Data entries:
---------------

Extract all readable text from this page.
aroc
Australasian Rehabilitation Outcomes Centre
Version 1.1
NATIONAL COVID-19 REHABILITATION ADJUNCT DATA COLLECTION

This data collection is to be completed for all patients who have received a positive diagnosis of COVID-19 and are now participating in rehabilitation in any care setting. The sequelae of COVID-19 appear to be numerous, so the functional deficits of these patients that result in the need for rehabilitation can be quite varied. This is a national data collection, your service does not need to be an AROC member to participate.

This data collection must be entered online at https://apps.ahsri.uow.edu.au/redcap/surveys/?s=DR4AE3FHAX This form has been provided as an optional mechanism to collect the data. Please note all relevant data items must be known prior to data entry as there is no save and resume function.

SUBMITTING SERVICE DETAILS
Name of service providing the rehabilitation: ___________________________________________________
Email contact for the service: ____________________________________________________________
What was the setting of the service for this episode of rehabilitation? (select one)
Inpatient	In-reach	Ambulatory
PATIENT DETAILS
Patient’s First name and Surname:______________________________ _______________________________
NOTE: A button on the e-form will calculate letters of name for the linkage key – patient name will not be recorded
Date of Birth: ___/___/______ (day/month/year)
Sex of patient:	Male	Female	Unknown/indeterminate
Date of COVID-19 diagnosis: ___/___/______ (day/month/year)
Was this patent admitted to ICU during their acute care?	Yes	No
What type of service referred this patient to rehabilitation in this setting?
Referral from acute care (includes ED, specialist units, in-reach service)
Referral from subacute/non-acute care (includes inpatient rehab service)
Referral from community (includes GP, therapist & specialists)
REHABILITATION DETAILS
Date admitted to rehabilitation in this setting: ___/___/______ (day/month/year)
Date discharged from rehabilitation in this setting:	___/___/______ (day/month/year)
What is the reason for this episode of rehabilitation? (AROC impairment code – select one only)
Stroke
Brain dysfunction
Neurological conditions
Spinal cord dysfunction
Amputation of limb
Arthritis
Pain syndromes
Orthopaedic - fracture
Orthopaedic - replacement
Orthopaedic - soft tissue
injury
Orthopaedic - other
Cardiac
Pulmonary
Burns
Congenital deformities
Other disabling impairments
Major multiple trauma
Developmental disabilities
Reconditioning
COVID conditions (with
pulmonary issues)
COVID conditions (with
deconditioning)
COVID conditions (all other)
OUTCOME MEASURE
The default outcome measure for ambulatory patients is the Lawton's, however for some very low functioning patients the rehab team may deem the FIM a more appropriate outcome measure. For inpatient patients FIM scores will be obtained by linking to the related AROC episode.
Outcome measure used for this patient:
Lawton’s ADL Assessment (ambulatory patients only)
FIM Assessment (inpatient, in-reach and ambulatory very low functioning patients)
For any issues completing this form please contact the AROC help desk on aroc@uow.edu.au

---------------

WORK TASK:
Would you give the data above again, exactly as written?

RESULT OF THIS EXERCISE:
Extract all readable text from this page.
aroc
Australasian Rehabilitation Outcomes Centre
Version 1.1
NATIONAL COVID-19 REHABILITATION ADJUNCT DATA COLLECTION

This data collection is to be completed for all patients who have received a positive diagnosis of COVID-19 and are now participating in rehabilitation in any care setting. The sequelae of COVID-19 appear to be numerous, so the functional deficits of these patients that result in the need for rehabilitation can be quite varied. This is a national data collection, your service does not need to be an AROC member to participate.

This data collection must be entered online at https://apps.ahsri.uow.edu.au/redcap/surveys/?s=DR4AE3FHAX This form has been provided as an optional mechanism to collect the data. Please note all relevant data items must be known prior to data entry as there is no save and resume function.

SUBMITTING SERVICE DETAILS
Name of service providing the rehabilitation: ___________________________________________________
Email contact for the service: ____________________________________________________________
What was the setting of the service for this episode of rehabilitation? (select one)
Inpatient	In-reach	Ambulatory
PATIENT DETAILS
Patient’s First name and Surname:______________________________ _______________________________
NOTE: A button on the e-form will calculate letters of name for the linkage key – patient name will not be recorded
Date of Birth: ___/___/______ (day/month/year)
Sex of patient:	Male	Female	Unknown/indeterminate
Date of COVID-19 diagnosis: ___/___/______ (day/month/year)
Was this patent admitted to ICU during their acute care?	Yes	No
What type of service referred this patient to rehabilitation in this setting?
Referral from acute care (includes ED, specialist units, in-reach service)
Referral from subacute/non-acute care (includes inpatient rehab service)
Referral from community (includes GP, therapist & specialists)
REHABILITATION DETAILS
Date admitted to rehabilitation in this setting: ___/___/______ (day/month/year)
Date discharged from rehabilitation in this setting:	___/___/______ (day/month/year)
What is the reason for this episode of rehabilitation? (AROC impairment code – select one only)
Stroke
Brain dysfunction
Neurological conditions
Spinal cord dysfunction
Amputation of limb
Arthritis
Pain syndromes
Orthopaedic - fracture
Orthopaedic - replacement
Orthopaedic - soft tissue
injury
Orthopaedic - other
Cardiac
Pulmonary
Burns
Congenital deformities
Other disabling impairments
Major multiple trauma
Developmental disabilities
Reconditioning
COVID conditions (with
pulmonary issues)
COVID conditions (with
deconditioning)
COVID conditions (all other)
OUTCOME MEASURE
The default outcome measure for ambulatory patients is the Lawton's, however for some very low functioning patients the rehab team may deem the FIM a more appropriate outcome measure. For inpatient patients FIM scores will be obtained by linking to the related AROC episode.
Outcome measure used for this patient:
Lawton’s ADL Assessment (ambulatory patients only)
FIM Assessment (inpatient, in-reach and ambulatory very low functioning patients)
For any issues completing this form please contact the AROC help desk on aroc@uow.edu.au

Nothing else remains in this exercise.